**Problem details**
Transcribe the entries that follow exactly as they appear, minus pictures.
[BEGIN Material to process]
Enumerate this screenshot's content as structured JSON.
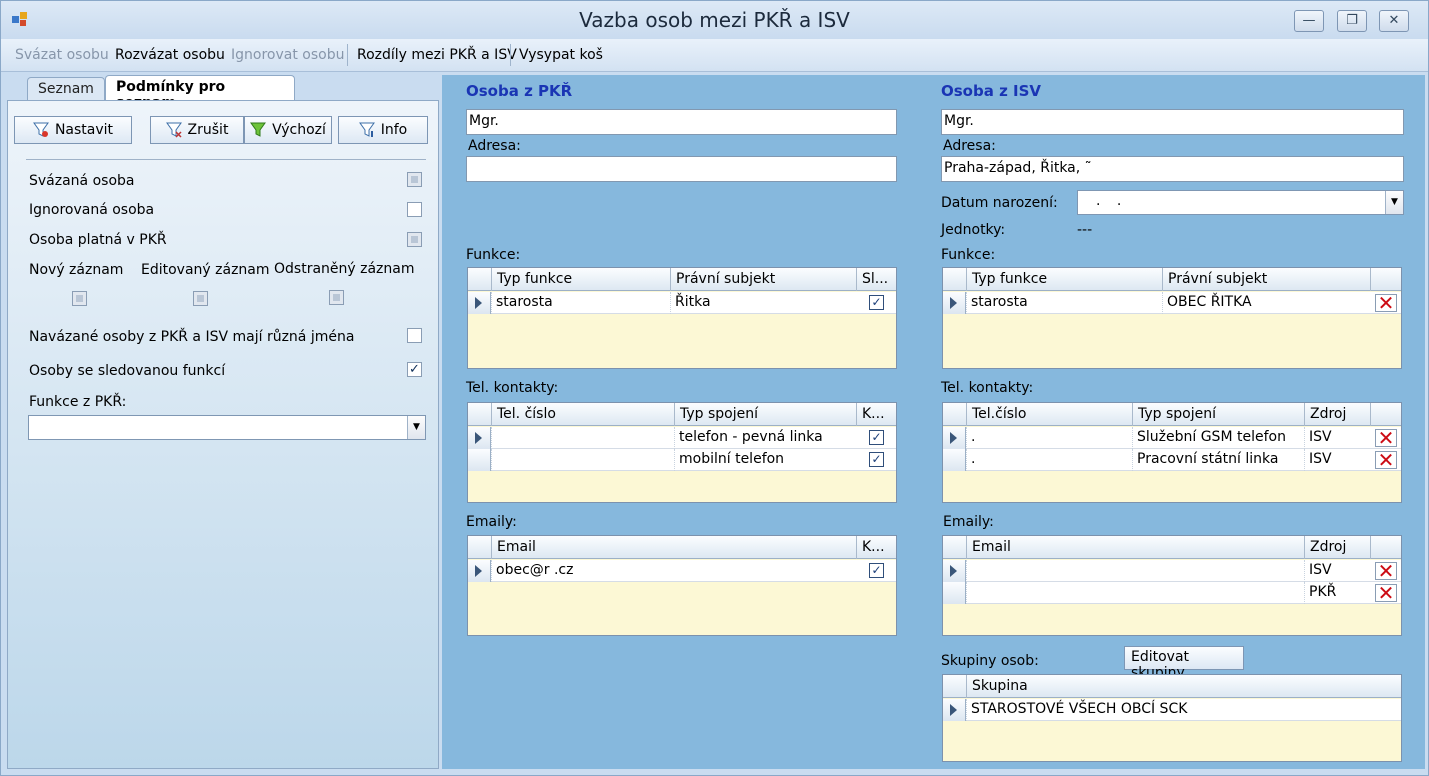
{
  "window": {
    "title": "Vazba osob mezi PKŘ a ISV",
    "minimize": "—",
    "restore": "❐",
    "close": "✕"
  },
  "toolbar": {
    "items": [
      {
        "label": "Svázat osobu",
        "enabled": false
      },
      {
        "label": "Rozvázat osobu",
        "enabled": true
      },
      {
        "label": "Ignorovat osobu",
        "enabled": false
      },
      {
        "label": "Rozdíly mezi PKŘ a ISV",
        "enabled": true
      },
      {
        "label": "Vysypat koš",
        "enabled": true
      }
    ]
  },
  "left": {
    "tabs": [
      {
        "label": "Seznam",
        "active": false
      },
      {
        "label": "Podmínky pro seznam",
        "active": true
      }
    ],
    "filter_buttons": [
      "Nastavit",
      "Zrušit",
      "Výchozí",
      "Info"
    ],
    "conditions": {
      "svazana": {
        "label": "Svázaná osoba",
        "state": "indeterminate"
      },
      "ignorovana": {
        "label": "Ignorovaná osoba",
        "state": "unchecked"
      },
      "platna": {
        "label": "Osoba platná v PKŘ",
        "state": "indeterminate"
      },
      "novy": {
        "label": "Nový záznam",
        "state": "indeterminate"
      },
      "editovany": {
        "label": "Editovaný záznam",
        "state": "indeterminate"
      },
      "odstraneny": {
        "label": "Odstraněný záznam",
        "state": "indeterminate"
      },
      "ruzna_jmena": {
        "label": "Navázané osoby z PKŘ a ISV mají různá jména",
        "state": "unchecked"
      },
      "sledovana": {
        "label": "Osoby se sledovanou funkcí",
        "state": "checked"
      }
    },
    "funkce_label": "Funkce z PKŘ:",
    "funkce_value": ""
  },
  "pkr": {
    "header": "Osoba z PKŘ",
    "name": "Mgr. ",
    "adresa_label": "Adresa:",
    "adresa": "",
    "funkce_label": "Funkce:",
    "funkce_cols": [
      "Typ funkce",
      "Právní subjekt",
      "Sl..."
    ],
    "funkce_rows": [
      {
        "typ": "starosta",
        "subjekt": "Řitka",
        "checked": "✓"
      }
    ],
    "tel_label": "Tel. kontakty:",
    "tel_cols": [
      "Tel. číslo",
      "Typ spojení",
      "K..."
    ],
    "tel_rows": [
      {
        "cislo": "",
        "typ": "telefon - pevná linka",
        "checked": "✓"
      },
      {
        "cislo": "",
        "typ": "mobilní telefon",
        "checked": "✓"
      }
    ],
    "email_label": "Emaily:",
    "email_cols": [
      "Email",
      "K..."
    ],
    "email_rows": [
      {
        "email": "obec@r       .cz",
        "checked": "✓"
      }
    ]
  },
  "isv": {
    "header": "Osoba z ISV",
    "name": "Mgr.",
    "adresa_label": "Adresa:",
    "adresa": "Praha-západ, Řitka, ˜",
    "datum_label": "Datum narození:",
    "datum_value": ".   .",
    "jednotky_label": "Jednotky:",
    "jednotky_value": "---",
    "funkce_label": "Funkce:",
    "funkce_cols": [
      "Typ funkce",
      "Právní subjekt",
      ""
    ],
    "funkce_rows": [
      {
        "typ": "starosta",
        "subjekt": "OBEC ŘITKA"
      }
    ],
    "tel_label": "Tel. kontakty:",
    "tel_cols": [
      "Tel.číslo",
      "Typ spojení",
      "Zdroj",
      ""
    ],
    "tel_rows": [
      {
        "cislo": ".",
        "typ": "Služební GSM telefon",
        "zdroj": "ISV"
      },
      {
        "cislo": ".",
        "typ": "Pracovní státní linka",
        "zdroj": "ISV"
      }
    ],
    "email_label": "Emaily:",
    "email_cols": [
      "Email",
      "Zdroj",
      ""
    ],
    "email_rows": [
      {
        "email": "",
        "zdroj": "ISV"
      },
      {
        "email": "",
        "zdroj": "PKŘ"
      }
    ],
    "skupiny_label": "Skupiny osob:",
    "skupiny_button": "Editovat skupiny",
    "skupiny_cols": [
      "Skupina"
    ],
    "skupiny_rows": [
      {
        "skupina": "STAROSTOVÉ VŠECH OBCÍ SCK"
      }
    ],
    "delete_glyph": "✕"
  },
  "colors": {
    "panel_blue": "#86b8dd",
    "header_blue": "#1a35b4",
    "grid_yellow": "#fcf8d5",
    "delete_red": "#cc0b14"
  }
}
[END Material to process]
**Result for this task**
Enumerate this screenshot's content as structured JSON.
{
  "window": {
    "title": "Vazba osob mezi PKŘ a ISV",
    "minimize": "—",
    "restore": "❐",
    "close": "✕"
  },
  "toolbar": {
    "items": [
      {
        "label": "Svázat osobu",
        "enabled": false
      },
      {
        "label": "Rozvázat osobu",
        "enabled": true
      },
      {
        "label": "Ignorovat osobu",
        "enabled": false
      },
      {
        "label": "Rozdíly mezi PKŘ a ISV",
        "enabled": true
      },
      {
        "label": "Vysypat koš",
        "enabled": true
      }
    ]
  },
  "left": {
    "tabs": [
      {
        "label": "Seznam",
        "active": false
      },
      {
        "label": "Podmínky pro seznam",
        "active": true
      }
    ],
    "filter_buttons": [
      "Nastavit",
      "Zrušit",
      "Výchozí",
      "Info"
    ],
    "conditions": {
      "svazana": {
        "label": "Svázaná osoba",
        "state": "indeterminate"
      },
      "ignorovana": {
        "label": "Ignorovaná osoba",
        "state": "unchecked"
      },
      "platna": {
        "label": "Osoba platná v PKŘ",
        "state": "indeterminate"
      },
      "novy": {
        "label": "Nový záznam",
        "state": "indeterminate"
      },
      "editovany": {
        "label": "Editovaný záznam",
        "state": "indeterminate"
      },
      "odstraneny": {
        "label": "Odstraněný záznam",
        "state": "indeterminate"
      },
      "ruzna_jmena": {
        "label": "Navázané osoby z PKŘ a ISV mají různá jména",
        "state": "unchecked"
      },
      "sledovana": {
        "label": "Osoby se sledovanou funkcí",
        "state": "checked"
      }
    },
    "funkce_label": "Funkce z PKŘ:",
    "funkce_value": ""
  },
  "pkr": {
    "header": "Osoba z PKŘ",
    "name": "Mgr. ",
    "adresa_label": "Adresa:",
    "adresa": "",
    "funkce_label": "Funkce:",
    "funkce_cols": [
      "Typ funkce",
      "Právní subjekt",
      "Sl..."
    ],
    "funkce_rows": [
      {
        "typ": "starosta",
        "subjekt": "Řitka",
        "checked": "✓"
      }
    ],
    "tel_label": "Tel. kontakty:",
    "tel_cols": [
      "Tel. číslo",
      "Typ spojení",
      "K..."
    ],
    "tel_rows": [
      {
        "cislo": "",
        "typ": "telefon - pevná linka",
        "checked": "✓"
      },
      {
        "cislo": "",
        "typ": "mobilní telefon",
        "checked": "✓"
      }
    ],
    "email_label": "Emaily:",
    "email_cols": [
      "Email",
      "K..."
    ],
    "email_rows": [
      {
        "email": "obec@r       .cz",
        "checked": "✓"
      }
    ]
  },
  "isv": {
    "header": "Osoba z ISV",
    "name": "Mgr.",
    "adresa_label": "Adresa:",
    "adresa": "Praha-západ, Řitka, ˜",
    "datum_label": "Datum narození:",
    "datum_value": ".   .",
    "jednotky_label": "Jednotky:",
    "jednotky_value": "---",
    "funkce_label": "Funkce:",
    "funkce_cols": [
      "Typ funkce",
      "Právní subjekt",
      ""
    ],
    "funkce_rows": [
      {
        "typ": "starosta",
        "subjekt": "OBEC ŘITKA"
      }
    ],
    "tel_label": "Tel. kontakty:",
    "tel_cols": [
      "Tel.číslo",
      "Typ spojení",
      "Zdroj",
      ""
    ],
    "tel_rows": [
      {
        "cislo": ".",
        "typ": "Služební GSM telefon",
        "zdroj": "ISV"
      },
      {
        "cislo": ".",
        "typ": "Pracovní státní linka",
        "zdroj": "ISV"
      }
    ],
    "email_label": "Emaily:",
    "email_cols": [
      "Email",
      "Zdroj",
      ""
    ],
    "email_rows": [
      {
        "email": "",
        "zdroj": "ISV"
      },
      {
        "email": "",
        "zdroj": "PKŘ"
      }
    ],
    "skupiny_label": "Skupiny osob:",
    "skupiny_button": "Editovat skupiny",
    "skupiny_cols": [
      "Skupina"
    ],
    "skupiny_rows": [
      {
        "skupina": "STAROSTOVÉ VŠECH OBCÍ SCK"
      }
    ],
    "delete_glyph": "✕"
  },
  "colors": {
    "panel_blue": "#86b8dd",
    "header_blue": "#1a35b4",
    "grid_yellow": "#fcf8d5",
    "delete_red": "#cc0b14"
  }
}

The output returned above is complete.